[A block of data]
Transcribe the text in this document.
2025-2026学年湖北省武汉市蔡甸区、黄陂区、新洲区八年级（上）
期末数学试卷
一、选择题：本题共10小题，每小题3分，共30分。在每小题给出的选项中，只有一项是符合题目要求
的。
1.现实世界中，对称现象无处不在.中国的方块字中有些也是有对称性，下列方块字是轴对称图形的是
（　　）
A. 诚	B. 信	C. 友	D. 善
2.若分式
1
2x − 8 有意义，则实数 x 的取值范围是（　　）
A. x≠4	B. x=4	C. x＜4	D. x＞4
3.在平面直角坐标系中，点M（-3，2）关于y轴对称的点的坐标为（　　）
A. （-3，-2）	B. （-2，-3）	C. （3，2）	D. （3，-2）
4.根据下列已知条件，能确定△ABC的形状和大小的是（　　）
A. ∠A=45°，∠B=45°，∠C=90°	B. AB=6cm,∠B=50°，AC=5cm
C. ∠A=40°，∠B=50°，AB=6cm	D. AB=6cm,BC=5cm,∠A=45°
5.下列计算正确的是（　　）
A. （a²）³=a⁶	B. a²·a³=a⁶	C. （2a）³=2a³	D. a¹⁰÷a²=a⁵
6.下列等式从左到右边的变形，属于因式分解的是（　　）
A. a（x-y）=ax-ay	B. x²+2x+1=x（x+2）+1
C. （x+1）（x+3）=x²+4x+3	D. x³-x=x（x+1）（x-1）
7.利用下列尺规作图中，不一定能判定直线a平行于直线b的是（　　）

PROBLEM DESCRIPTION
Give the data again, exactly as it stands.

ANSWER
Transcribe the text in this document.
2025-2026学年湖北省武汉市蔡甸区、黄陂区、新洲区八年级（上）
期末数学试卷
一、选择题：本题共10小题，每小题3分，共30分。在每小题给出的选项中，只有一项是符合题目要求
的。
1.现实世界中，对称现象无处不在.中国的方块字中有些也是有对称性，下列方块字是轴对称图形的是
（　　）
A. 诚	B. 信	C. 友	D. 善
2.若分式
1
2x − 8 有意义，则实数 x 的取值范围是（　　）
A. x≠4	B. x=4	C. x＜4	D. x＞4
3.在平面直角坐标系中，点M（-3，2）关于y轴对称的点的坐标为（　　）
A. （-3，-2）	B. （-2，-3）	C. （3，2）	D. （3，-2）
4.根据下列已知条件，能确定△ABC的形状和大小的是（　　）
A. ∠A=45°，∠B=45°，∠C=90°	B. AB=6cm,∠B=50°，AC=5cm
C. ∠A=40°，∠B=50°，AB=6cm	D. AB=6cm,BC=5cm,∠A=45°
5.下列计算正确的是（　　）
A. （a²）³=a⁶	B. a²·a³=a⁶	C. （2a）³=2a³	D. a¹⁰÷a²=a⁵
6.下列等式从左到右边的变形，属于因式分解的是（　　）
A. a（x-y）=ax-ay	B. x²+2x+1=x（x+2）+1
C. （x+1）（x+3）=x²+4x+3	D. x³-x=x（x+1）（x-1）
7.利用下列尺规作图中，不一定能判定直线a平行于直线b的是（　　）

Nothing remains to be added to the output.